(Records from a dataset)

------------------------------------------------------------------------

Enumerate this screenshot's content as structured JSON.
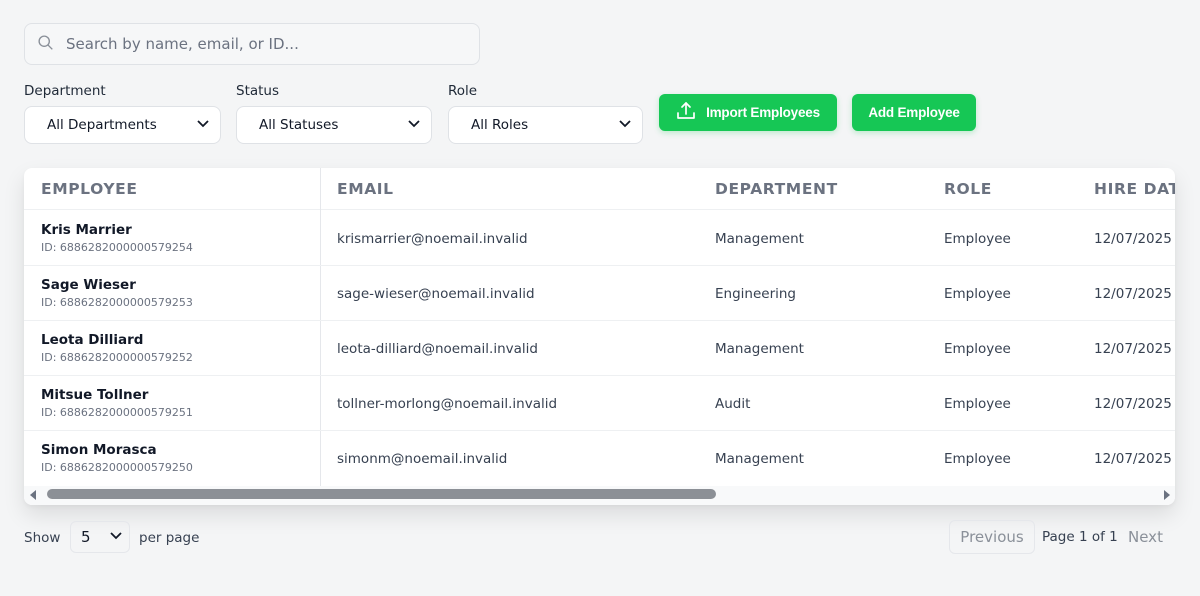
{
  "search": {
    "placeholder": "Search by name, email, or ID..."
  },
  "filters": [
    {
      "label": "Department",
      "value": "All Departments"
    },
    {
      "label": "Status",
      "value": "All Statuses"
    },
    {
      "label": "Role",
      "value": "All Roles"
    }
  ],
  "buttons": {
    "import": "Import Employees",
    "add": "Add Employee",
    "accent": "#16c755"
  },
  "table": {
    "headers": [
      "EMPLOYEE",
      "EMAIL",
      "DEPARTMENT",
      "ROLE",
      "HIRE DATE"
    ],
    "rows": [
      {
        "name": "Kris Marrier",
        "id": "ID: 6886282000000579254",
        "email": "krismarrier@noemail.invalid",
        "department": "Management",
        "role": "Employee",
        "hire_date": "12/07/2025"
      },
      {
        "name": "Sage Wieser",
        "id": "ID: 6886282000000579253",
        "email": "sage-wieser@noemail.invalid",
        "department": "Engineering",
        "role": "Employee",
        "hire_date": "12/07/2025"
      },
      {
        "name": "Leota Dilliard",
        "id": "ID: 6886282000000579252",
        "email": "leota-dilliard@noemail.invalid",
        "department": "Management",
        "role": "Employee",
        "hire_date": "12/07/2025"
      },
      {
        "name": "Mitsue Tollner",
        "id": "ID: 6886282000000579251",
        "email": "tollner-morlong@noemail.invalid",
        "department": "Audit",
        "role": "Employee",
        "hire_date": "12/07/2025"
      },
      {
        "name": "Simon Morasca",
        "id": "ID: 6886282000000579250",
        "email": "simonm@noemail.invalid",
        "department": "Management",
        "role": "Employee",
        "hire_date": "12/07/2025"
      }
    ]
  },
  "footer": {
    "show": "Show",
    "per_page_value": "5",
    "per_page": "per page",
    "previous": "Previous",
    "page_info": "Page 1 of 1",
    "next": "Next"
  }
}
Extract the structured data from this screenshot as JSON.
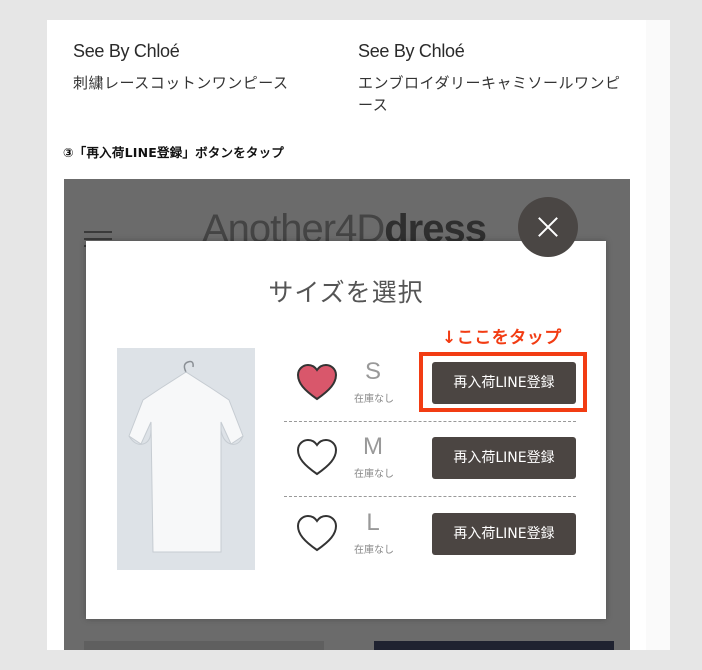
{
  "products": [
    {
      "brand": "See By Chloé",
      "name": "刺繍レースコットンワンピース"
    },
    {
      "brand": "See By Chloé",
      "name": "エンブロイダリーキャミソールワンピース"
    }
  ],
  "instruction": "③「再入荷LINE登録」ボタンをタップ",
  "screenshot": {
    "logo_thin": "Another4D",
    "logo_bold": "dress",
    "modal": {
      "title": "サイズを選択",
      "tap_note": "↓ここをタップ",
      "sizes": [
        {
          "size": "S",
          "stock": "在庫なし",
          "button": "再入荷LINE登録",
          "favorited": true
        },
        {
          "size": "M",
          "stock": "在庫なし",
          "button": "再入荷LINE登録",
          "favorited": false
        },
        {
          "size": "L",
          "stock": "在庫なし",
          "button": "再入荷LINE登録",
          "favorited": false
        }
      ]
    }
  },
  "colors": {
    "highlight": "#f23c13",
    "heart_filled": "#d9576b",
    "button_bg": "#4b4542",
    "close_button_bg": "#4a4644"
  }
}
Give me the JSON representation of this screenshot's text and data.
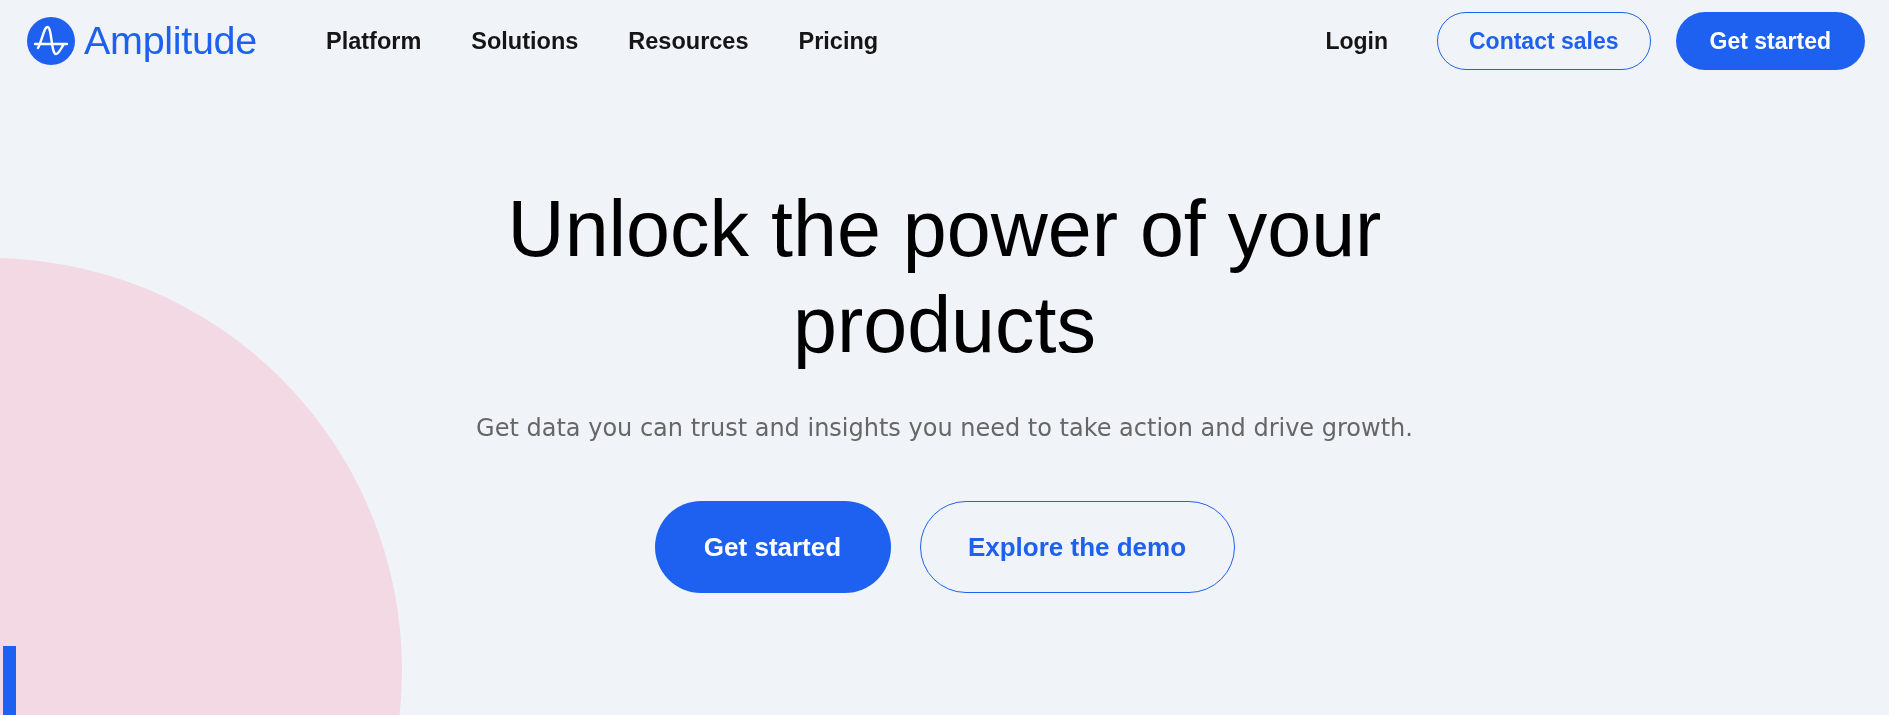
{
  "header": {
    "logo": {
      "text": "Amplitude"
    },
    "nav": [
      "Platform",
      "Solutions",
      "Resources",
      "Pricing"
    ],
    "actions": [
      {
        "label": "Login",
        "kind": "link"
      },
      {
        "label": "Contact sales",
        "kind": "outline"
      },
      {
        "label": "Get started",
        "kind": "primary"
      }
    ]
  },
  "hero": {
    "title": "Unlock the power of your products",
    "subtitle": "Get data you can trust and insights you need to take action and drive growth.",
    "buttons": [
      {
        "label": "Get started",
        "kind": "primary"
      },
      {
        "label": "Explore the demo",
        "kind": "outline"
      }
    ]
  }
}
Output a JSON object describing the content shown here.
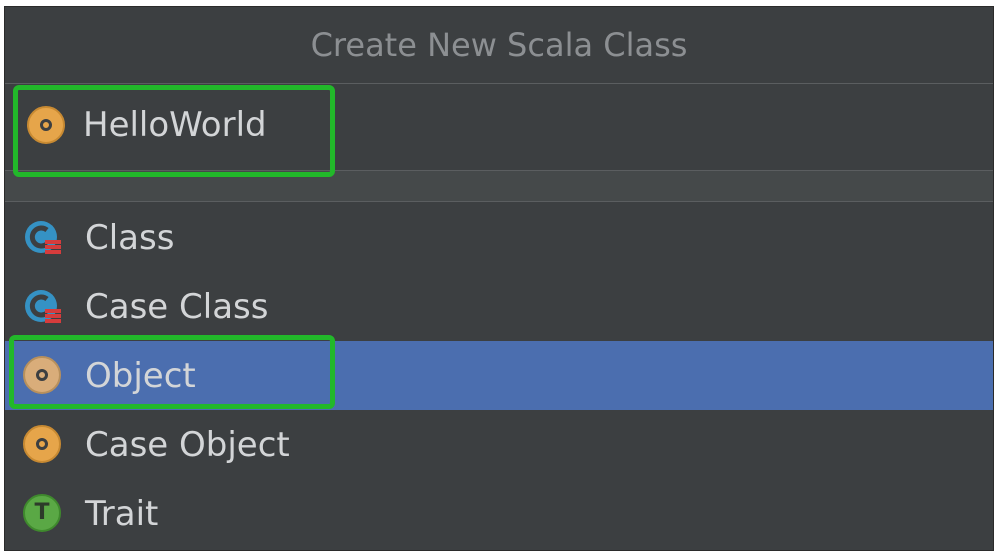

------------------------------------------------------------------------

What you have to do -
Transcribe the records above exactly, leaving out every picture.

Answer to this problem -
Enumerate this screenshot's content as structured JSON.
{
  "search": {
    "placeholder": "Search by name, email, or ID..."
  },
  "filters": [
    {
      "label": "Department",
      "value": "All Departments"
    },
    {
      "label": "Status",
      "value": "All Statuses"
    },
    {
      "label": "Role",
      "value": "All Roles"
    }
  ],
  "buttons": {
    "import": "Import Employees",
    "add": "Add Employee",
    "accent": "#16c755"
  },
  "table": {
    "headers": [
      "EMPLOYEE",
      "EMAIL",
      "DEPARTMENT",
      "ROLE",
      "HIRE DATE"
    ],
    "rows": [
      {
        "name": "Kris Marrier",
        "id": "ID: 6886282000000579254",
        "email": "krismarrier@noemail.invalid",
        "department": "Management",
        "role": "Employee",
        "hire_date": "12/07/2025"
      },
      {
        "name": "Sage Wieser",
        "id": "ID: 6886282000000579253",
        "email": "sage-wieser@noemail.invalid",
        "department": "Engineering",
        "role": "Employee",
        "hire_date": "12/07/2025"
      },
      {
        "name": "Leota Dilliard",
        "id": "ID: 6886282000000579252",
        "email": "leota-dilliard@noemail.invalid",
        "department": "Management",
        "role": "Employee",
        "hire_date": "12/07/2025"
      },
      {
        "name": "Mitsue Tollner",
        "id": "ID: 6886282000000579251",
        "email": "tollner-morlong@noemail.invalid",
        "department": "Audit",
        "role": "Employee",
        "hire_date": "12/07/2025"
      },
      {
        "name": "Simon Morasca",
        "id": "ID: 6886282000000579250",
        "email": "simonm@noemail.invalid",
        "department": "Management",
        "role": "Employee",
        "hire_date": "12/07/2025"
      }
    ]
  },
  "footer": {
    "show": "Show",
    "per_page_value": "5",
    "per_page": "per page",
    "previous": "Previous",
    "page_info": "Page 1 of 1",
    "next": "Next"
  }
}
Extract the structured data from this screenshot as JSON.
{
  "products": [
    {
      "brand": "See By Chloé",
      "name": "刺繍レースコットンワンピース"
    },
    {
      "brand": "See By Chloé",
      "name": "エンブロイダリーキャミソールワンピース"
    }
  ],
  "instruction": "③「再入荷LINE登録」ボタンをタップ",
  "screenshot": {
    "logo_thin": "Another4D",
    "logo_bold": "dress",
    "modal": {
      "title": "サイズを選択",
      "tap_note": "↓ここをタップ",
      "sizes": [
        {
          "size": "S",
          "stock": "在庫なし",
          "button": "再入荷LINE登録",
          "favorited": true
        },
        {
          "size": "M",
          "stock": "在庫なし",
          "button": "再入荷LINE登録",
          "favorited": false
        },
        {
          "size": "L",
          "stock": "在庫なし",
          "button": "再入荷LINE登録",
          "favorited": false
        }
      ]
    }
  },
  "colors": {
    "highlight": "#f23c13",
    "heart_filled": "#d9576b",
    "button_bg": "#4b4542",
    "close_button_bg": "#4a4644"
  }
}
Give me the JSON representation of this screenshot's text and data.
{
  "header": {
    "logo": {
      "text": "Amplitude"
    },
    "nav": [
      "Platform",
      "Solutions",
      "Resources",
      "Pricing"
    ],
    "actions": [
      {
        "label": "Login",
        "kind": "link"
      },
      {
        "label": "Contact sales",
        "kind": "outline"
      },
      {
        "label": "Get started",
        "kind": "primary"
      }
    ]
  },
  "hero": {
    "title": "Unlock the power of your products",
    "subtitle": "Get data you can trust and insights you need to take action and drive growth.",
    "buttons": [
      {
        "label": "Get started",
        "kind": "primary"
      },
      {
        "label": "Explore the demo",
        "kind": "outline"
      }
    ]
  }
}
Output a JSON object describing the content shown here.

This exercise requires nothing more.